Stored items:

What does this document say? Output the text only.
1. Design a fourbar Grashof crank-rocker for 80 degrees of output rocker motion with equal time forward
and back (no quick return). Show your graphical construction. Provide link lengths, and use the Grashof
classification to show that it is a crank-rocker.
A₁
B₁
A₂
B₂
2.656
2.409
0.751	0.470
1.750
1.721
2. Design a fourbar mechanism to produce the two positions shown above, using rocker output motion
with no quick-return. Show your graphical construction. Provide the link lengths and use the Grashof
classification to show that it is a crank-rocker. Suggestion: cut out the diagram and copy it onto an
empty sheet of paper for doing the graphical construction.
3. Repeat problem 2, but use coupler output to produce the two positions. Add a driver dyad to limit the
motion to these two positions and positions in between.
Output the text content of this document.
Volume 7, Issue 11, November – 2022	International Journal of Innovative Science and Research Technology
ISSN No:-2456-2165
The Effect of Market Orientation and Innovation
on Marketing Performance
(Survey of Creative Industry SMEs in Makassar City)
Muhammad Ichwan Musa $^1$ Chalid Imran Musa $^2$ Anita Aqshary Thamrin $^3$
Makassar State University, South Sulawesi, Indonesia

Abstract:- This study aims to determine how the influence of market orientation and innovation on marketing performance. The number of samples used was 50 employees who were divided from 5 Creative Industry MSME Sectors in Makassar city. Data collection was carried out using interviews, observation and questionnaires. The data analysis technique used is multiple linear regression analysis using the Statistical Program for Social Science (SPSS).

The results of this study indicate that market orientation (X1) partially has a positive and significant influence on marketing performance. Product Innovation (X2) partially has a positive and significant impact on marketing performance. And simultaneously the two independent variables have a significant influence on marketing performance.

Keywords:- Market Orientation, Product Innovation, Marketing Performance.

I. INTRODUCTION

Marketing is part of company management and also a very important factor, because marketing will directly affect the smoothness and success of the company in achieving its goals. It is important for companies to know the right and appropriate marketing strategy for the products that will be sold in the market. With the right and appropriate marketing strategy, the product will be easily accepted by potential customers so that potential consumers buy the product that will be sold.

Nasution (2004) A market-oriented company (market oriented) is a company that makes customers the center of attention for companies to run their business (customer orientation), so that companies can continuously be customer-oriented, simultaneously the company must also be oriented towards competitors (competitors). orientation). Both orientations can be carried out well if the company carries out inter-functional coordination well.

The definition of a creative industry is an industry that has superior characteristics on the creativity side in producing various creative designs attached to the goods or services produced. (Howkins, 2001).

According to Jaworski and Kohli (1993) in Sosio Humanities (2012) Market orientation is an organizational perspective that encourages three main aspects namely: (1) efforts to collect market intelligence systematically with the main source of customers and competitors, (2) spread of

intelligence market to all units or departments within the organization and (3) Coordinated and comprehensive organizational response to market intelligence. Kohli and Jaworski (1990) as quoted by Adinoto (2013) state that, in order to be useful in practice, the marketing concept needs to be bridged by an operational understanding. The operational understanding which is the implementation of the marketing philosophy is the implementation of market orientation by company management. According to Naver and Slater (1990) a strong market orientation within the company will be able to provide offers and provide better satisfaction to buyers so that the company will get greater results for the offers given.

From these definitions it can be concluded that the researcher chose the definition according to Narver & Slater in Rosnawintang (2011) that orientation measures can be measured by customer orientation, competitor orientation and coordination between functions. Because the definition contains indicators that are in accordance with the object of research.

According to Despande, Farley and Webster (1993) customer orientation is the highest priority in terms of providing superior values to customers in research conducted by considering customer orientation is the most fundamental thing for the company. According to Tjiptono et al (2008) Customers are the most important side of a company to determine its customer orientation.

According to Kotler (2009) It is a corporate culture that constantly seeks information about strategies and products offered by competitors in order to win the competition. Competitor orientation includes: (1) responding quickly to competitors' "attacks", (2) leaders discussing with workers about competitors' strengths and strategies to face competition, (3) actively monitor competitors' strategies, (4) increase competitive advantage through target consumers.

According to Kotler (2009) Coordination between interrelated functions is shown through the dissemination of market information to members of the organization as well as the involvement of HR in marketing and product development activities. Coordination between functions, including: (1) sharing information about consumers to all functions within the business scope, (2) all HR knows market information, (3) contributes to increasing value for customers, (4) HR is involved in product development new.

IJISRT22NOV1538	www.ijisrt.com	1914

• [EXERCISE DIRECTIONS]:
Produce an exact copy of the whole listing.

• [RIGHT ANSWER]:
What does this document say? Output the text only.
1. Design a fourbar Grashof crank-rocker for 80 degrees of output rocker motion with equal time forward
and back (no quick return). Show your graphical construction. Provide link lengths, and use the Grashof
classification to show that it is a crank-rocker.
A₁
B₁
A₂
B₂
2.656
2.409
0.751	0.470
1.750
1.721
2. Design a fourbar mechanism to produce the two positions shown above, using rocker output motion
with no quick-return. Show your graphical construction. Provide the link lengths and use the Grashof
classification to show that it is a crank-rocker. Suggestion: cut out the diagram and copy it onto an
empty sheet of paper for doing the graphical construction.
3. Repeat problem 2, but use coupler output to produce the two positions. Add a driver dyad to limit the
motion to these two positions and positions in between.
Output the text content of this document.
Volume 7, Issue 11, November – 2022	International Journal of Innovative Science and Research Technology
ISSN No:-2456-2165
The Effect of Market Orientation and Innovation
on Marketing Performance
(Survey of Creative Industry SMEs in Makassar City)
Muhammad Ichwan Musa $^1$ Chalid Imran Musa $^2$ Anita Aqshary Thamrin $^3$
Makassar State University, South Sulawesi, Indonesia

Abstract:- This study aims to determine how the influence of market orientation and innovation on marketing performance. The number of samples used was 50 employees who were divided from 5 Creative Industry MSME Sectors in Makassar city. Data collection was carried out using interviews, observation and questionnaires. The data analysis technique used is multiple linear regression analysis using the Statistical Program for Social Science (SPSS).

The results of this study indicate that market orientation (X1) partially has a positive and significant influence on marketing performance. Product Innovation (X2) partially has a positive and significant impact on marketing performance. And simultaneously the two independent variables have a significant influence on marketing performance.

Keywords:- Market Orientation, Product Innovation, Marketing Performance.

I. INTRODUCTION

Marketing is part of company management and also a very important factor, because marketing will directly affect the smoothness and success of the company in achieving its goals. It is important for companies to know the right and appropriate marketing strategy for the products that will be sold in the market. With the right and appropriate marketing strategy, the product will be easily accepted by potential customers so that potential consumers buy the product that will be sold.

Nasution (2004) A market-oriented company (market oriented) is a company that makes customers the center of attention for companies to run their business (customer orientation), so that companies can continuously be customer-oriented, simultaneously the company must also be oriented towards competitors (competitors). orientation). Both orientations can be carried out well if the company carries out inter-functional coordination well.

The definition of a creative industry is an industry that has superior characteristics on the creativity side in producing various creative designs attached to the goods or services produced. (Howkins, 2001).

According to Jaworski and Kohli (1993) in Sosio Humanities (2012) Market orientation is an organizational perspective that encourages three main aspects namely: (1) efforts to collect market intelligence systematically with the main source of customers and competitors, (2) spread of

intelligence market to all units or departments within the organization and (3) Coordinated and comprehensive organizational response to market intelligence. Kohli and Jaworski (1990) as quoted by Adinoto (2013) state that, in order to be useful in practice, the marketing concept needs to be bridged by an operational understanding. The operational understanding which is the implementation of the marketing philosophy is the implementation of market orientation by company management. According to Naver and Slater (1990) a strong market orientation within the company will be able to provide offers and provide better satisfaction to buyers so that the company will get greater results for the offers given.

From these definitions it can be concluded that the researcher chose the definition according to Narver & Slater in Rosnawintang (2011) that orientation measures can be measured by customer orientation, competitor orientation and coordination between functions. Because the definition contains indicators that are in accordance with the object of research.

According to Despande, Farley and Webster (1993) customer orientation is the highest priority in terms of providing superior values to customers in research conducted by considering customer orientation is the most fundamental thing for the company. According to Tjiptono et al (2008) Customers are the most important side of a company to determine its customer orientation.

According to Kotler (2009) It is a corporate culture that constantly seeks information about strategies and products offered by competitors in order to win the competition. Competitor orientation includes: (1) responding quickly to competitors' "attacks", (2) leaders discussing with workers about competitors' strengths and strategies to face competition, (3) actively monitor competitors' strategies, (4) increase competitive advantage through target consumers.

According to Kotler (2009) Coordination between interrelated functions is shown through the dissemination of market information to members of the organization as well as the involvement of HR in marketing and product development activities. Coordination between functions, including: (1) sharing information about consumers to all functions within the business scope, (2) all HR knows market information, (3) contributes to increasing value for customers, (4) HR is involved in product development new.

IJISRT22NOV1538	www.ijisrt.com	1914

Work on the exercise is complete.